▶

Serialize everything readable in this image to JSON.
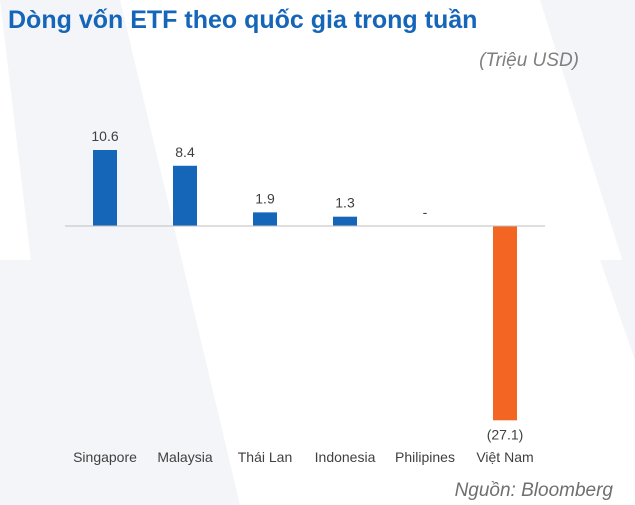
{
  "chart_data": {
    "type": "bar",
    "title": "Dòng vốn ETF theo quốc gia trong tuần",
    "unit": "(Triệu USD)",
    "source": "Nguồn: Bloomberg",
    "categories": [
      "Singapore",
      "Malaysia",
      "Thái Lan",
      "Indonesia",
      "Philipines",
      "Việt Nam"
    ],
    "values": [
      10.6,
      8.4,
      1.9,
      1.3,
      0,
      -27.1
    ],
    "data_labels": [
      "10.6",
      "8.4",
      "1.9",
      "1.3",
      "-",
      "(27.1)"
    ],
    "colors": {
      "positive": "#1565b8",
      "negative": "#f26522"
    },
    "grid": false
  }
}
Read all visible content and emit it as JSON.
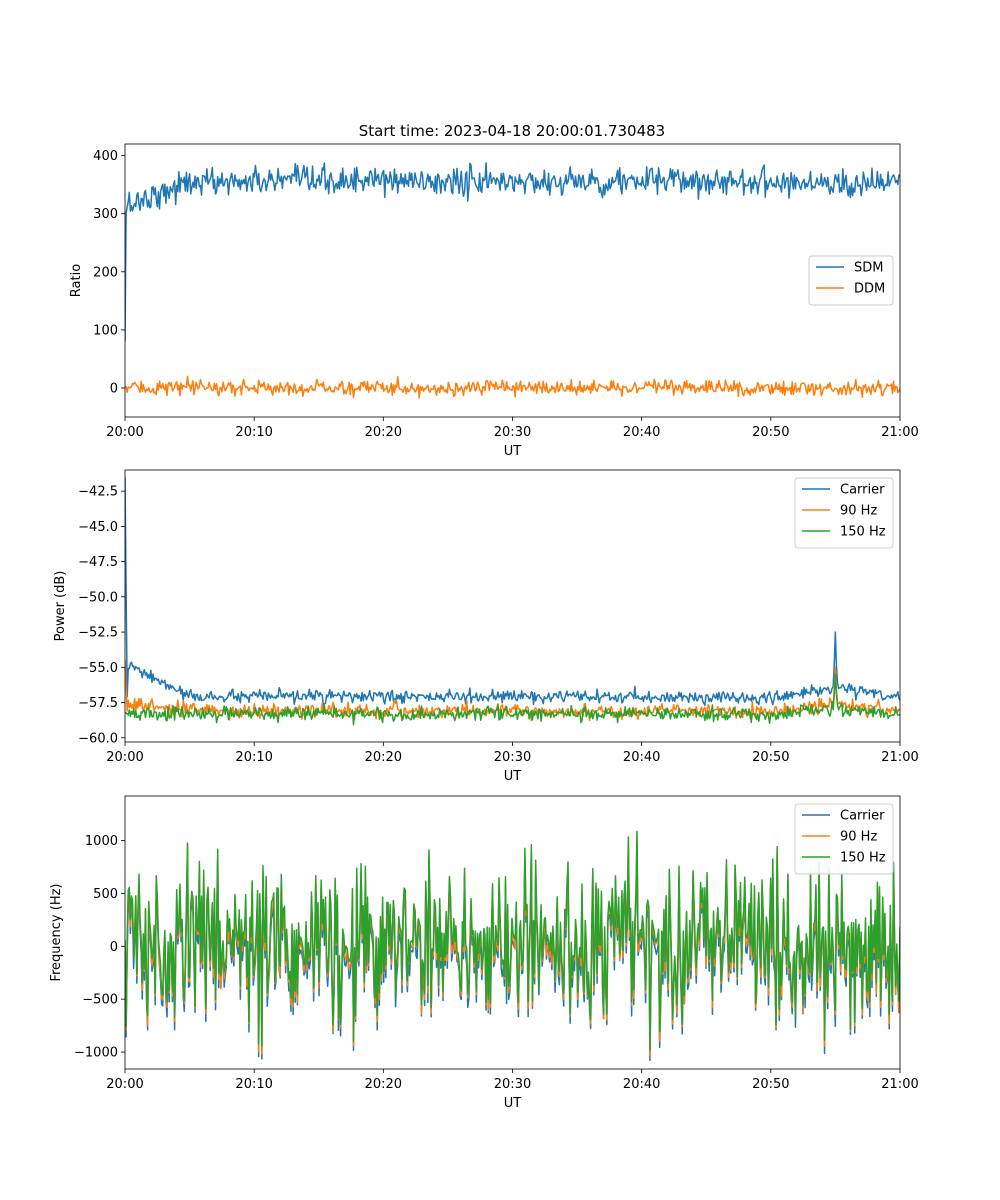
{
  "figure": {
    "title": "Start time: 2023-04-18 20:00:01.730483"
  },
  "colors": {
    "blue": "#1f77b4",
    "orange": "#ff7f0e",
    "green": "#2ca02c"
  },
  "chart_data": [
    {
      "type": "line",
      "title": "Start time: 2023-04-18 20:00:01.730483",
      "xlabel": "UT",
      "ylabel": "Ratio",
      "xlim": [
        "20:00",
        "21:00"
      ],
      "xticks": [
        "20:00",
        "20:10",
        "20:20",
        "20:30",
        "20:40",
        "20:50",
        "21:00"
      ],
      "ylim": [
        -50,
        420
      ],
      "yticks": [
        0,
        100,
        200,
        300,
        400
      ],
      "legend": "center-right",
      "x": [
        "20:00",
        "20:05",
        "20:10",
        "20:15",
        "20:20",
        "20:25",
        "20:30",
        "20:35",
        "20:40",
        "20:45",
        "20:50",
        "20:55",
        "21:00"
      ],
      "series": [
        {
          "name": "SDM",
          "color": "blue",
          "start": 80,
          "mean": 355,
          "noise": 17,
          "values": [
            80,
            350,
            360,
            355,
            370,
            350,
            360,
            355,
            360,
            365,
            360,
            340,
            345
          ]
        },
        {
          "name": "DDM",
          "color": "orange",
          "start": 0,
          "mean": 0,
          "noise": 9,
          "values": [
            0,
            3,
            5,
            -3,
            8,
            -6,
            2,
            3,
            5,
            -2,
            4,
            -8,
            5
          ]
        }
      ]
    },
    {
      "type": "line",
      "title": "",
      "xlabel": "UT",
      "ylabel": "Power (dB)",
      "xlim": [
        "20:00",
        "21:00"
      ],
      "xticks": [
        "20:00",
        "20:10",
        "20:20",
        "20:30",
        "20:40",
        "20:50",
        "21:00"
      ],
      "ylim": [
        -60.3,
        -41.0
      ],
      "yticks": [
        -60.0,
        -57.5,
        -55.0,
        -52.5,
        -50.0,
        -47.5,
        -45.0,
        -42.5
      ],
      "legend": "top-right",
      "x": [
        "20:00",
        "20:05",
        "20:10",
        "20:15",
        "20:20",
        "20:25",
        "20:30",
        "20:35",
        "20:40",
        "20:45",
        "20:50",
        "20:55",
        "21:00"
      ],
      "series": [
        {
          "name": "Carrier",
          "color": "blue",
          "start": -41.5,
          "mean": -57.1,
          "noise": 0.3,
          "values": [
            -41.5,
            -57.0,
            -57.1,
            -56.6,
            -57.2,
            -57.1,
            -57.0,
            -57.3,
            -57.3,
            -57.2,
            -57.8,
            -52.5,
            -57.0
          ]
        },
        {
          "name": "90 Hz",
          "color": "orange",
          "start": -54.5,
          "mean": -58.1,
          "noise": 0.35,
          "values": [
            -54.5,
            -58.1,
            -58.2,
            -57.8,
            -58.3,
            -58.1,
            -58.0,
            -58.3,
            -58.1,
            -58.2,
            -58.5,
            -55.0,
            -58.2
          ]
        },
        {
          "name": "150 Hz",
          "color": "green",
          "start": -58.2,
          "mean": -58.3,
          "noise": 0.35,
          "values": [
            -58.2,
            -58.2,
            -58.4,
            -58.0,
            -58.5,
            -58.3,
            -58.1,
            -58.4,
            -58.3,
            -58.4,
            -58.9,
            -55.5,
            -58.3
          ]
        }
      ]
    },
    {
      "type": "line",
      "title": "",
      "xlabel": "UT",
      "ylabel": "Frequency (Hz)",
      "xlim": [
        "20:00",
        "21:00"
      ],
      "xticks": [
        "20:00",
        "20:10",
        "20:20",
        "20:30",
        "20:40",
        "20:50",
        "21:00"
      ],
      "ylim": [
        -1160,
        1420
      ],
      "yticks": [
        -1000,
        -500,
        0,
        500,
        1000
      ],
      "legend": "top-right",
      "x": [
        "20:00",
        "20:05",
        "20:10",
        "20:15",
        "20:20",
        "20:25",
        "20:30",
        "20:35",
        "20:40",
        "20:45",
        "20:50",
        "20:55",
        "21:00"
      ],
      "series": [
        {
          "name": "Carrier",
          "color": "blue",
          "start": -50,
          "mean": -60,
          "noise": 360,
          "values": [
            -50,
            100,
            -200,
            300,
            -400,
            50,
            200,
            -800,
            900,
            -300,
            100,
            -500,
            -600
          ]
        },
        {
          "name": "90 Hz",
          "color": "orange",
          "start": 0,
          "mean": 0,
          "noise": 360,
          "values": [
            0,
            150,
            -150,
            350,
            -350,
            100,
            250,
            -750,
            950,
            -250,
            150,
            -450,
            -550
          ]
        },
        {
          "name": "150 Hz",
          "color": "green",
          "start": 60,
          "mean": 50,
          "noise": 360,
          "values": [
            60,
            200,
            -100,
            400,
            -300,
            150,
            300,
            -700,
            1000,
            -200,
            200,
            -400,
            -500
          ]
        }
      ]
    }
  ]
}
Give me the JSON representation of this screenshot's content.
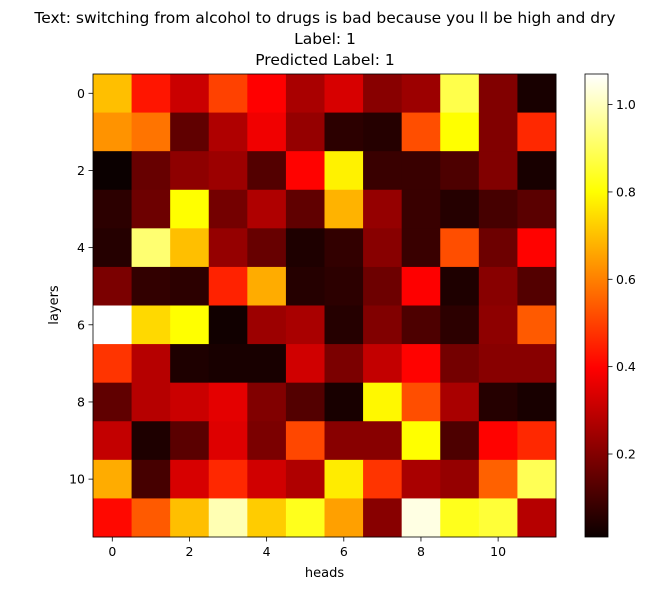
{
  "title": {
    "line1": "Text: switching from alcohol to drugs is bad because you ll be high and dry",
    "line2": "Label: 1",
    "line3": "Predicted Label: 1"
  },
  "chart_data": {
    "type": "heatmap",
    "colormap": "hot",
    "xlabel": "heads",
    "ylabel": "layers",
    "x_ticks": [
      "0",
      "2",
      "4",
      "6",
      "8",
      "10"
    ],
    "y_ticks": [
      "0",
      "2",
      "4",
      "6",
      "8",
      "10"
    ],
    "colorbar": {
      "range": [
        0.01,
        1.07
      ],
      "ticks": [
        "0.2",
        "0.4",
        "0.6",
        "0.8",
        "1.0"
      ],
      "tick_values": [
        0.2,
        0.4,
        0.6,
        0.8,
        1.0
      ]
    },
    "values": [
      [
        0.7,
        0.43,
        0.3,
        0.5,
        0.39,
        0.25,
        0.32,
        0.2,
        0.23,
        0.88,
        0.19,
        0.03
      ],
      [
        0.63,
        0.58,
        0.14,
        0.26,
        0.36,
        0.22,
        0.06,
        0.05,
        0.52,
        0.8,
        0.19,
        0.46
      ],
      [
        0.01,
        0.15,
        0.21,
        0.23,
        0.12,
        0.4,
        0.78,
        0.08,
        0.08,
        0.11,
        0.19,
        0.03
      ],
      [
        0.06,
        0.16,
        0.8,
        0.17,
        0.26,
        0.14,
        0.68,
        0.22,
        0.08,
        0.05,
        0.1,
        0.13
      ],
      [
        0.05,
        0.92,
        0.7,
        0.22,
        0.15,
        0.04,
        0.07,
        0.2,
        0.08,
        0.52,
        0.16,
        0.4
      ],
      [
        0.18,
        0.07,
        0.06,
        0.45,
        0.67,
        0.05,
        0.06,
        0.16,
        0.38,
        0.04,
        0.2,
        0.12
      ],
      [
        1.07,
        0.74,
        0.8,
        0.02,
        0.23,
        0.25,
        0.05,
        0.19,
        0.11,
        0.06,
        0.21,
        0.54
      ],
      [
        0.48,
        0.27,
        0.04,
        0.03,
        0.03,
        0.31,
        0.18,
        0.29,
        0.4,
        0.17,
        0.2,
        0.2
      ],
      [
        0.14,
        0.27,
        0.3,
        0.34,
        0.19,
        0.12,
        0.03,
        0.79,
        0.52,
        0.25,
        0.05,
        0.03
      ],
      [
        0.29,
        0.04,
        0.13,
        0.33,
        0.18,
        0.51,
        0.2,
        0.2,
        0.8,
        0.11,
        0.4,
        0.46
      ],
      [
        0.67,
        0.1,
        0.32,
        0.46,
        0.31,
        0.26,
        0.77,
        0.48,
        0.25,
        0.22,
        0.55,
        0.89
      ],
      [
        0.41,
        0.54,
        0.7,
        0.99,
        0.72,
        0.83,
        0.65,
        0.2,
        1.04,
        0.83,
        0.86,
        0.27
      ]
    ]
  }
}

◀

● Task statement: From the records above, pull out each line that has "title".

● Task output:
    "title": "Dòng vốn ETF theo quốc gia trong tuần",
    "title": "Start time: 2023-04-18 20:00:01.730483"
      "title": "Start time: 2023-04-18 20:00:01.730483",
      "title": "",
      "title": "",
  "title": {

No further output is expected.